Data rows —
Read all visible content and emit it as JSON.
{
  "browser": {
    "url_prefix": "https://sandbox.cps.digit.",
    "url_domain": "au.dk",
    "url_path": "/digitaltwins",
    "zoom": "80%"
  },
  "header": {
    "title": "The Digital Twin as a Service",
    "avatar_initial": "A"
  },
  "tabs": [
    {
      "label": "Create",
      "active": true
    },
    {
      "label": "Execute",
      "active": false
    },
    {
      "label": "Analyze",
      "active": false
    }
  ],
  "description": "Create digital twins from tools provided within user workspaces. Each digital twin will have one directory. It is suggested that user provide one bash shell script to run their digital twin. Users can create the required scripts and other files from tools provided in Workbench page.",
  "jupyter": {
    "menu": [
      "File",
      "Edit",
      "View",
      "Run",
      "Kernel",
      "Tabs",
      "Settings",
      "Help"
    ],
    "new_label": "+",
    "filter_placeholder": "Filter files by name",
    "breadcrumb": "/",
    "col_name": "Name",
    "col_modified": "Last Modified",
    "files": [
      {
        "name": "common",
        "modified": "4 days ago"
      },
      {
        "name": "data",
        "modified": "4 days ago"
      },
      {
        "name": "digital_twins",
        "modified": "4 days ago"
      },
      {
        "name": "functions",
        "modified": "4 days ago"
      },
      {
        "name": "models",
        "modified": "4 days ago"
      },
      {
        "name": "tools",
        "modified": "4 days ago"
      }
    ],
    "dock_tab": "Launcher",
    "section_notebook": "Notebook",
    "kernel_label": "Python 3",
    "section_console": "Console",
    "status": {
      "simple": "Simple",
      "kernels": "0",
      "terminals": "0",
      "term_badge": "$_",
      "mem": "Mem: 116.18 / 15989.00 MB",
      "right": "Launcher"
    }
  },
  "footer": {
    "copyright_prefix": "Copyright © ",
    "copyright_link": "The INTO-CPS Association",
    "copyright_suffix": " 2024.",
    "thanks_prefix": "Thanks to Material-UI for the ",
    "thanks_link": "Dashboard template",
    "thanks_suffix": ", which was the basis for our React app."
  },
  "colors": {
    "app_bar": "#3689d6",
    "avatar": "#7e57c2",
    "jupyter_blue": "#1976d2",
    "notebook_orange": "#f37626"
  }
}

Set problem —
Print every entry exactly as written.

Worked solution —
Read all visible content and emit it as JSON.
{
  "browser": {
    "url_prefix": "https://sandbox.cps.digit.",
    "url_domain": "au.dk",
    "url_path": "/digitaltwins",
    "zoom": "80%"
  },
  "header": {
    "title": "The Digital Twin as a Service",
    "avatar_initial": "A"
  },
  "tabs": [
    {
      "label": "Create",
      "active": true
    },
    {
      "label": "Execute",
      "active": false
    },
    {
      "label": "Analyze",
      "active": false
    }
  ],
  "description": "Create digital twins from tools provided within user workspaces. Each digital twin will have one directory. It is suggested that user provide one bash shell script to run their digital twin. Users can create the required scripts and other files from tools provided in Workbench page.",
  "jupyter": {
    "menu": [
      "File",
      "Edit",
      "View",
      "Run",
      "Kernel",
      "Tabs",
      "Settings",
      "Help"
    ],
    "new_label": "+",
    "filter_placeholder": "Filter files by name",
    "breadcrumb": "/",
    "col_name": "Name",
    "col_modified": "Last Modified",
    "files": [
      {
        "name": "common",
        "modified": "4 days ago"
      },
      {
        "name": "data",
        "modified": "4 days ago"
      },
      {
        "name": "digital_twins",
        "modified": "4 days ago"
      },
      {
        "name": "functions",
        "modified": "4 days ago"
      },
      {
        "name": "models",
        "modified": "4 days ago"
      },
      {
        "name": "tools",
        "modified": "4 days ago"
      }
    ],
    "dock_tab": "Launcher",
    "section_notebook": "Notebook",
    "kernel_label": "Python 3",
    "section_console": "Console",
    "status": {
      "simple": "Simple",
      "kernels": "0",
      "terminals": "0",
      "term_badge": "$_",
      "mem": "Mem: 116.18 / 15989.00 MB",
      "right": "Launcher"
    }
  },
  "footer": {
    "copyright_prefix": "Copyright © ",
    "copyright_link": "The INTO-CPS Association",
    "copyright_suffix": " 2024.",
    "thanks_prefix": "Thanks to Material-UI for the ",
    "thanks_link": "Dashboard template",
    "thanks_suffix": ", which was the basis for our React app."
  },
  "colors": {
    "app_bar": "#3689d6",
    "avatar": "#7e57c2",
    "jupyter_blue": "#1976d2",
    "notebook_orange": "#f37626"
  }
}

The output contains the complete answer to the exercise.